* **The data**
_ _ _ _ _ _ _

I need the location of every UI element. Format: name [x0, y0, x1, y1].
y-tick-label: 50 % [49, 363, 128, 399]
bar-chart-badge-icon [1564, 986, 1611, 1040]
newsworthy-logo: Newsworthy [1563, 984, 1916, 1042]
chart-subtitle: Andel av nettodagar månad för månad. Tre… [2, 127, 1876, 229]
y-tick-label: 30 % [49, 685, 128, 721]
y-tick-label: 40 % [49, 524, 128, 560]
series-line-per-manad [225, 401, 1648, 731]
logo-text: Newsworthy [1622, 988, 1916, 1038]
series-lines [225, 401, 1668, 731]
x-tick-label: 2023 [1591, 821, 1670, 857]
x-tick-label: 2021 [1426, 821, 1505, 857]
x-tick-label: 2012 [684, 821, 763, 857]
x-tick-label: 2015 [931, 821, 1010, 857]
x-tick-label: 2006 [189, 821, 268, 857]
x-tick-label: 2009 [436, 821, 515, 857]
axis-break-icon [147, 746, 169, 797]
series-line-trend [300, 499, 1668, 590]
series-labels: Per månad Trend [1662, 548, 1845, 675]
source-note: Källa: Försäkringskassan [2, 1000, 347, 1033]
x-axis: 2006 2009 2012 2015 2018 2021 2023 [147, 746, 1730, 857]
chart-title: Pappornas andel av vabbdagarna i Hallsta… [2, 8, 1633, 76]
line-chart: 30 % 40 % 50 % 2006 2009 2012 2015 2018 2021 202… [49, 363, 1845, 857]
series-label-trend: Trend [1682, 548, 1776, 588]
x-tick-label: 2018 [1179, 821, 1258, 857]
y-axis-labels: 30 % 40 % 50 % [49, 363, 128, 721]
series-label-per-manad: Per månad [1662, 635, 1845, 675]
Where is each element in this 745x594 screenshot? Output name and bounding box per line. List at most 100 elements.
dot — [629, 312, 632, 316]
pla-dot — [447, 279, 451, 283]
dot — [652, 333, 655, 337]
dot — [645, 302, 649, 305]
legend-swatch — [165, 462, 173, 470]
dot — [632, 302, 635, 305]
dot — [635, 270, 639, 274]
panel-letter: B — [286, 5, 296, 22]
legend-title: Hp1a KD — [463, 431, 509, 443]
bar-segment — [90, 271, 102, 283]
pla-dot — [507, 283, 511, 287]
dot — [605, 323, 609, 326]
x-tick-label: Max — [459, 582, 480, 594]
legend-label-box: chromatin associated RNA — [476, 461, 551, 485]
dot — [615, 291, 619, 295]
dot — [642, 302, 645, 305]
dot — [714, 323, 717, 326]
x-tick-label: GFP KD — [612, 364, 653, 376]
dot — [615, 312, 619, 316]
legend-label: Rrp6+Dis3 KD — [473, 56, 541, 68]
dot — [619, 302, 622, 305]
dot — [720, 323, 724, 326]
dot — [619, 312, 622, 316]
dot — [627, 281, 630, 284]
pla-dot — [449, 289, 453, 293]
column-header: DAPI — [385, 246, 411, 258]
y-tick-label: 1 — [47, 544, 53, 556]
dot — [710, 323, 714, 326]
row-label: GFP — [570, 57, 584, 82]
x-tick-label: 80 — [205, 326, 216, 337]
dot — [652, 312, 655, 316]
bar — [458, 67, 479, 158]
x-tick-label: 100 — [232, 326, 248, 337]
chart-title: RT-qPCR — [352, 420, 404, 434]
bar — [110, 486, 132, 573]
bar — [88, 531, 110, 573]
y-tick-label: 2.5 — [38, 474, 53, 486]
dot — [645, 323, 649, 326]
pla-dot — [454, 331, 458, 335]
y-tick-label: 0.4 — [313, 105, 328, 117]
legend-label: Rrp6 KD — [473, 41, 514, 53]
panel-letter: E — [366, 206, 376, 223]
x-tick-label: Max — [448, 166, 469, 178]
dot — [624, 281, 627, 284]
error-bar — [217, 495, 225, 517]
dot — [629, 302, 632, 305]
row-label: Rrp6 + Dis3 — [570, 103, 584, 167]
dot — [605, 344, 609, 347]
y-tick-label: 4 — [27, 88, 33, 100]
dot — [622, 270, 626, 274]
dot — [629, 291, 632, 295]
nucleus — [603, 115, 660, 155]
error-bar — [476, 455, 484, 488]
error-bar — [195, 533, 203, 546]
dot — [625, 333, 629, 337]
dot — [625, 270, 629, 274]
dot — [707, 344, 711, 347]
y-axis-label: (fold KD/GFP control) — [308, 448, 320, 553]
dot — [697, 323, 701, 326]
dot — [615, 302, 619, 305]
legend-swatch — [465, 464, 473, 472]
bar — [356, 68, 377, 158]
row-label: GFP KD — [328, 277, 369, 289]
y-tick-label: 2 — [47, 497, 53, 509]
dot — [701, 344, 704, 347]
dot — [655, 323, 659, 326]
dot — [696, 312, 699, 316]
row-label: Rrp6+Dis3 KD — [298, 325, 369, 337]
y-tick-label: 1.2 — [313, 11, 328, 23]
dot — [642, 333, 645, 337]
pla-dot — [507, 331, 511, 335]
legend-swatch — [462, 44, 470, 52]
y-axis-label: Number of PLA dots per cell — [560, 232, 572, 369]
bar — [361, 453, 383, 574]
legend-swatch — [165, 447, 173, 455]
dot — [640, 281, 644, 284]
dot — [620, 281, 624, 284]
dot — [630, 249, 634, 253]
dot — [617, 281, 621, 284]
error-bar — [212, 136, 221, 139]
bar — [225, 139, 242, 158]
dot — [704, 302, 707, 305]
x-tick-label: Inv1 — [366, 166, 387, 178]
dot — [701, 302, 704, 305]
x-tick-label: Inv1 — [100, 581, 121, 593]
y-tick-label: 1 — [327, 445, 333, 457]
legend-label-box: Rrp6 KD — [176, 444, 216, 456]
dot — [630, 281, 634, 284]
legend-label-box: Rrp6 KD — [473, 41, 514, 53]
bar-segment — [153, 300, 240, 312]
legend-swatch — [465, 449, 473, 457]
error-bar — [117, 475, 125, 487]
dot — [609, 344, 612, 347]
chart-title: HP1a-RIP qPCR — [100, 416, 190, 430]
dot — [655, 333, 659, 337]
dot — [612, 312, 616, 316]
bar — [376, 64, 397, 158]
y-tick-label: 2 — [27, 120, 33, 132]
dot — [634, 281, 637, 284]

_ _ _ _ _ _ _

* **To be done**
Transcribe all of the lines above without changing a single character.

* **Expected answer**
I need the location of every UI element. Format: name [x0, y0, x1, y1].
y-tick-label: 50 % [49, 363, 128, 399]
bar-chart-badge-icon [1564, 986, 1611, 1040]
newsworthy-logo: Newsworthy [1563, 984, 1916, 1042]
chart-subtitle: Andel av nettodagar månad för månad. Tre… [2, 127, 1876, 229]
y-tick-label: 30 % [49, 685, 128, 721]
y-tick-label: 40 % [49, 524, 128, 560]
series-line-per-manad [225, 401, 1648, 731]
logo-text: Newsworthy [1622, 988, 1916, 1038]
series-lines [225, 401, 1668, 731]
x-tick-label: 2023 [1591, 821, 1670, 857]
x-tick-label: 2021 [1426, 821, 1505, 857]
x-tick-label: 2012 [684, 821, 763, 857]
x-tick-label: 2015 [931, 821, 1010, 857]
x-tick-label: 2006 [189, 821, 268, 857]
x-tick-label: 2009 [436, 821, 515, 857]
axis-break-icon [147, 746, 169, 797]
series-line-trend [300, 499, 1668, 590]
series-labels: Per månad Trend [1662, 548, 1845, 675]
source-note: Källa: Försäkringskassan [2, 1000, 347, 1033]
x-axis: 2006 2009 2012 2015 2018 2021 2023 [147, 746, 1730, 857]
chart-title: Pappornas andel av vabbdagarna i Hallsta… [2, 8, 1633, 76]
line-chart: 30 % 40 % 50 % 2006 2009 2012 2015 2018 2021 202… [49, 363, 1845, 857]
series-label-trend: Trend [1682, 548, 1776, 588]
x-tick-label: 2018 [1179, 821, 1258, 857]
y-axis-labels: 30 % 40 % 50 % [49, 363, 128, 721]
series-label-per-manad: Per månad [1662, 635, 1845, 675]
Where is each element in this 745x594 screenshot? Output name and bounding box per line. List at most 100 elements.
dot — [629, 312, 632, 316]
pla-dot — [447, 279, 451, 283]
dot — [652, 333, 655, 337]
dot — [645, 302, 649, 305]
legend-swatch — [165, 462, 173, 470]
dot — [632, 302, 635, 305]
dot — [635, 270, 639, 274]
panel-letter: B — [286, 5, 296, 22]
legend-title: Hp1a KD — [463, 431, 509, 443]
bar-segment — [90, 271, 102, 283]
pla-dot — [507, 283, 511, 287]
dot — [605, 323, 609, 326]
x-tick-label: Max — [459, 582, 480, 594]
legend-label-box: chromatin associated RNA — [476, 461, 551, 485]
dot — [615, 291, 619, 295]
dot — [642, 302, 645, 305]
dot — [714, 323, 717, 326]
x-tick-label: GFP KD — [612, 364, 653, 376]
dot — [615, 312, 619, 316]
legend-label: Rrp6+Dis3 KD — [473, 56, 541, 68]
dot — [619, 302, 622, 305]
dot — [720, 323, 724, 326]
dot — [619, 312, 622, 316]
dot — [627, 281, 630, 284]
pla-dot — [449, 289, 453, 293]
column-header: DAPI — [385, 246, 411, 258]
y-tick-label: 1 — [47, 544, 53, 556]
dot — [710, 323, 714, 326]
row-label: GFP — [570, 57, 584, 82]
x-tick-label: 80 — [205, 326, 216, 337]
dot — [652, 312, 655, 316]
bar — [458, 67, 479, 158]
x-tick-label: 100 — [232, 326, 248, 337]
chart-title: RT-qPCR — [352, 420, 404, 434]
bar — [110, 486, 132, 573]
bar — [88, 531, 110, 573]
y-tick-label: 2.5 — [38, 474, 53, 486]
dot — [645, 323, 649, 326]
pla-dot — [454, 331, 458, 335]
y-tick-label: 0.4 — [313, 105, 328, 117]
legend-label: Rrp6 KD — [473, 41, 514, 53]
panel-letter: E — [366, 206, 376, 223]
x-tick-label: Max — [448, 166, 469, 178]
dot — [624, 281, 627, 284]
error-bar — [217, 495, 225, 517]
dot — [629, 302, 632, 305]
row-label: Rrp6 + Dis3 — [570, 103, 584, 167]
dot — [605, 344, 609, 347]
y-tick-label: 4 — [27, 88, 33, 100]
dot — [622, 270, 626, 274]
dot — [629, 291, 632, 295]
nucleus — [603, 115, 660, 155]
error-bar — [476, 455, 484, 488]
error-bar — [195, 533, 203, 546]
dot — [625, 333, 629, 337]
dot — [625, 270, 629, 274]
dot — [707, 344, 711, 347]
y-axis-label: (fold KD/GFP control) — [308, 448, 320, 553]
dot — [697, 323, 701, 326]
dot — [615, 302, 619, 305]
legend-swatch — [465, 464, 473, 472]
bar — [356, 68, 377, 158]
row-label: GFP KD — [328, 277, 369, 289]
y-tick-label: 2 — [47, 497, 53, 509]
dot — [701, 344, 704, 347]
dot — [655, 323, 659, 326]
dot — [696, 312, 699, 316]
row-label: Rrp6+Dis3 KD — [298, 325, 369, 337]
y-tick-label: 1.2 — [313, 11, 328, 23]
dot — [642, 333, 645, 337]
pla-dot — [507, 331, 511, 335]
legend-swatch — [462, 44, 470, 52]
y-axis-label: Number of PLA dots per cell — [560, 232, 572, 369]
bar — [361, 453, 383, 574]
legend-swatch — [165, 447, 173, 455]
dot — [640, 281, 644, 284]
dot — [620, 281, 624, 284]
dot — [630, 249, 634, 253]
dot — [617, 281, 621, 284]
error-bar — [212, 136, 221, 139]
bar — [225, 139, 242, 158]
dot — [704, 302, 707, 305]
x-tick-label: Inv1 — [366, 166, 387, 178]
dot — [701, 302, 704, 305]
x-tick-label: Inv1 — [100, 581, 121, 593]
y-tick-label: 1 — [327, 445, 333, 457]
legend-label-box: Rrp6 KD — [176, 444, 216, 456]
dot — [630, 281, 634, 284]
legend-label-box: Rrp6 KD — [473, 41, 514, 53]
bar-segment — [153, 300, 240, 312]
legend-swatch — [465, 449, 473, 457]
error-bar — [117, 475, 125, 487]
dot — [609, 344, 612, 347]
chart-title: HP1a-RIP qPCR — [100, 416, 190, 430]
dot — [655, 333, 659, 337]
dot — [612, 312, 616, 316]
bar — [376, 64, 397, 158]
y-tick-label: 2 — [27, 120, 33, 132]
dot — [634, 281, 637, 284]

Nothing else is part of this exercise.